Dataset rows ->
◇ ◇ ◇

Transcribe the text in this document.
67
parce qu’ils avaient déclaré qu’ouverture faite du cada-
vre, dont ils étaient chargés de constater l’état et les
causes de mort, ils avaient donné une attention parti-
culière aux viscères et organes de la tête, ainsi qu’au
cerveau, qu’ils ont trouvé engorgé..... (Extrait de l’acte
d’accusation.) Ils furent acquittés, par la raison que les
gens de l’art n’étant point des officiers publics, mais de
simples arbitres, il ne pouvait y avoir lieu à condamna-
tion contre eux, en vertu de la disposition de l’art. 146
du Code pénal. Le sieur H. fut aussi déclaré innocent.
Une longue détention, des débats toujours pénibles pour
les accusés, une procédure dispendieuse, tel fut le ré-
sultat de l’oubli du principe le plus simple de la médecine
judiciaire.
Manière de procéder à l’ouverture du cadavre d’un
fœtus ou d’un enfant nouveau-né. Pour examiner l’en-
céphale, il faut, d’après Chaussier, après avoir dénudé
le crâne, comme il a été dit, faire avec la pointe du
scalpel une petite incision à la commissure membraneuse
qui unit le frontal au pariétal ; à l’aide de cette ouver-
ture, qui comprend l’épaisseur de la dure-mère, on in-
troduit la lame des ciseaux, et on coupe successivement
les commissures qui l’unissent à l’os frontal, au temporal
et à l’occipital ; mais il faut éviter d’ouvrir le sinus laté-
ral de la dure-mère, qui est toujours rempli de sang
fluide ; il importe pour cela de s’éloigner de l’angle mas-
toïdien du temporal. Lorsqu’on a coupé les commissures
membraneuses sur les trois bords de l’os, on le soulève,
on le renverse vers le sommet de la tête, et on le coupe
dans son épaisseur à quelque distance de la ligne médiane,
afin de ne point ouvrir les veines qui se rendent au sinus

◇ ◇ ◇

Your task is to quote the listing above word for word.

Output below ->
Transcribe the text in this document.
67
parce qu’ils avaient déclaré qu’ouverture faite du cada-
vre, dont ils étaient chargés de constater l’état et les
causes de mort, ils avaient donné une attention parti-
culière aux viscères et organes de la tête, ainsi qu’au
cerveau, qu’ils ont trouvé engorgé..... (Extrait de l’acte
d’accusation.) Ils furent acquittés, par la raison que les
gens de l’art n’étant point des officiers publics, mais de
simples arbitres, il ne pouvait y avoir lieu à condamna-
tion contre eux, en vertu de la disposition de l’art. 146
du Code pénal. Le sieur H. fut aussi déclaré innocent.
Une longue détention, des débats toujours pénibles pour
les accusés, une procédure dispendieuse, tel fut le ré-
sultat de l’oubli du principe le plus simple de la médecine
judiciaire.
Manière de procéder à l’ouverture du cadavre d’un
fœtus ou d’un enfant nouveau-né. Pour examiner l’en-
céphale, il faut, d’après Chaussier, après avoir dénudé
le crâne, comme il a été dit, faire avec la pointe du
scalpel une petite incision à la commissure membraneuse
qui unit le frontal au pariétal ; à l’aide de cette ouver-
ture, qui comprend l’épaisseur de la dure-mère, on in-
troduit la lame des ciseaux, et on coupe successivement
les commissures qui l’unissent à l’os frontal, au temporal
et à l’occipital ; mais il faut éviter d’ouvrir le sinus laté-
ral de la dure-mère, qui est toujours rempli de sang
fluide ; il importe pour cela de s’éloigner de l’angle mas-
toïdien du temporal. Lorsqu’on a coupé les commissures
membraneuses sur les trois bords de l’os, on le soulève,
on le renverse vers le sommet de la tête, et on le coupe
dans son épaisseur à quelque distance de la ligne médiane,
afin de ne point ouvrir les veines qui se rendent au sinus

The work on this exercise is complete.